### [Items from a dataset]
[START]
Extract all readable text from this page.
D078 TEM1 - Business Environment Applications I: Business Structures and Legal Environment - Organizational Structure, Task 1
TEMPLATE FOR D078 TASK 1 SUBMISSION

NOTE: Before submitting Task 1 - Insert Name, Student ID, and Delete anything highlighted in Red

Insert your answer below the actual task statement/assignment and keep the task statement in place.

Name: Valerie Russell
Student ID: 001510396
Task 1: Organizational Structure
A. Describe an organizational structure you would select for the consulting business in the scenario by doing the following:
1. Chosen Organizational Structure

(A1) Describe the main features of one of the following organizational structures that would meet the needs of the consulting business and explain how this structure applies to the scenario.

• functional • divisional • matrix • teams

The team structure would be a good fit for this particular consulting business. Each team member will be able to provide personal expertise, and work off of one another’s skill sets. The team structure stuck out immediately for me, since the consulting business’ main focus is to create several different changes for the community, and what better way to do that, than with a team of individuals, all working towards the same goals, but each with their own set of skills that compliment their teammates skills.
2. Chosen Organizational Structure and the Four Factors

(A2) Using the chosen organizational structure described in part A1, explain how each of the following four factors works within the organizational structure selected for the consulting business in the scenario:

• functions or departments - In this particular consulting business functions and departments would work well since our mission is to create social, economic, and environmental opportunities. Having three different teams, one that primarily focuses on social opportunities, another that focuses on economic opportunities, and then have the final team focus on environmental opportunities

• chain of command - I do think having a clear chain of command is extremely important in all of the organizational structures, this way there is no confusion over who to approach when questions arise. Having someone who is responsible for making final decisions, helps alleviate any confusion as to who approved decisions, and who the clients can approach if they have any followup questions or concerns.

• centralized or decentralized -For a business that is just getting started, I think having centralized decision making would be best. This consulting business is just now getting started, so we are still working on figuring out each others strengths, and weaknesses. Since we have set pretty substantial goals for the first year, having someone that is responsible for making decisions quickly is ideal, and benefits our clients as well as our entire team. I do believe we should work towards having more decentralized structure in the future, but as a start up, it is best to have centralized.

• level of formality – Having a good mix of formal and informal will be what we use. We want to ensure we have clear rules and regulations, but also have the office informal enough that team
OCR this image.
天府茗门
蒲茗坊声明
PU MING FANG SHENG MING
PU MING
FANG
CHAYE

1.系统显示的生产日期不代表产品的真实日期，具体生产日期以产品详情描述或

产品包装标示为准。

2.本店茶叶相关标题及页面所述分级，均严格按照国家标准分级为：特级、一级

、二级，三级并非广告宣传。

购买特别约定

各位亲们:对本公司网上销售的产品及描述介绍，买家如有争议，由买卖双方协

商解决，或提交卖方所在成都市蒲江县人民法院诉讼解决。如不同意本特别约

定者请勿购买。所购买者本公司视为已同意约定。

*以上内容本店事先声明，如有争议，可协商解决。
[END]
### [EXERCISE]
Give back exactly the lines running from the line containing "OCR this image." through the end of the material above, both included, and nothing beyond them.

### [SOLUTION FOR THIS EXERCISE]
OCR this image.
天府茗门
蒲茗坊声明
PU MING FANG SHENG MING
PU MING
FANG
CHAYE

1.系统显示的生产日期不代表产品的真实日期，具体生产日期以产品详情描述或

产品包装标示为准。

2.本店茶叶相关标题及页面所述分级，均严格按照国家标准分级为：特级、一级

、二级，三级并非广告宣传。

购买特别约定

各位亲们:对本公司网上销售的产品及描述介绍，买家如有争议，由买卖双方协

商解决，或提交卖方所在成都市蒲江县人民法院诉讼解决。如不同意本特别约

定者请勿购买。所购买者本公司视为已同意约定。

*以上内容本店事先声明，如有争议，可协商解决。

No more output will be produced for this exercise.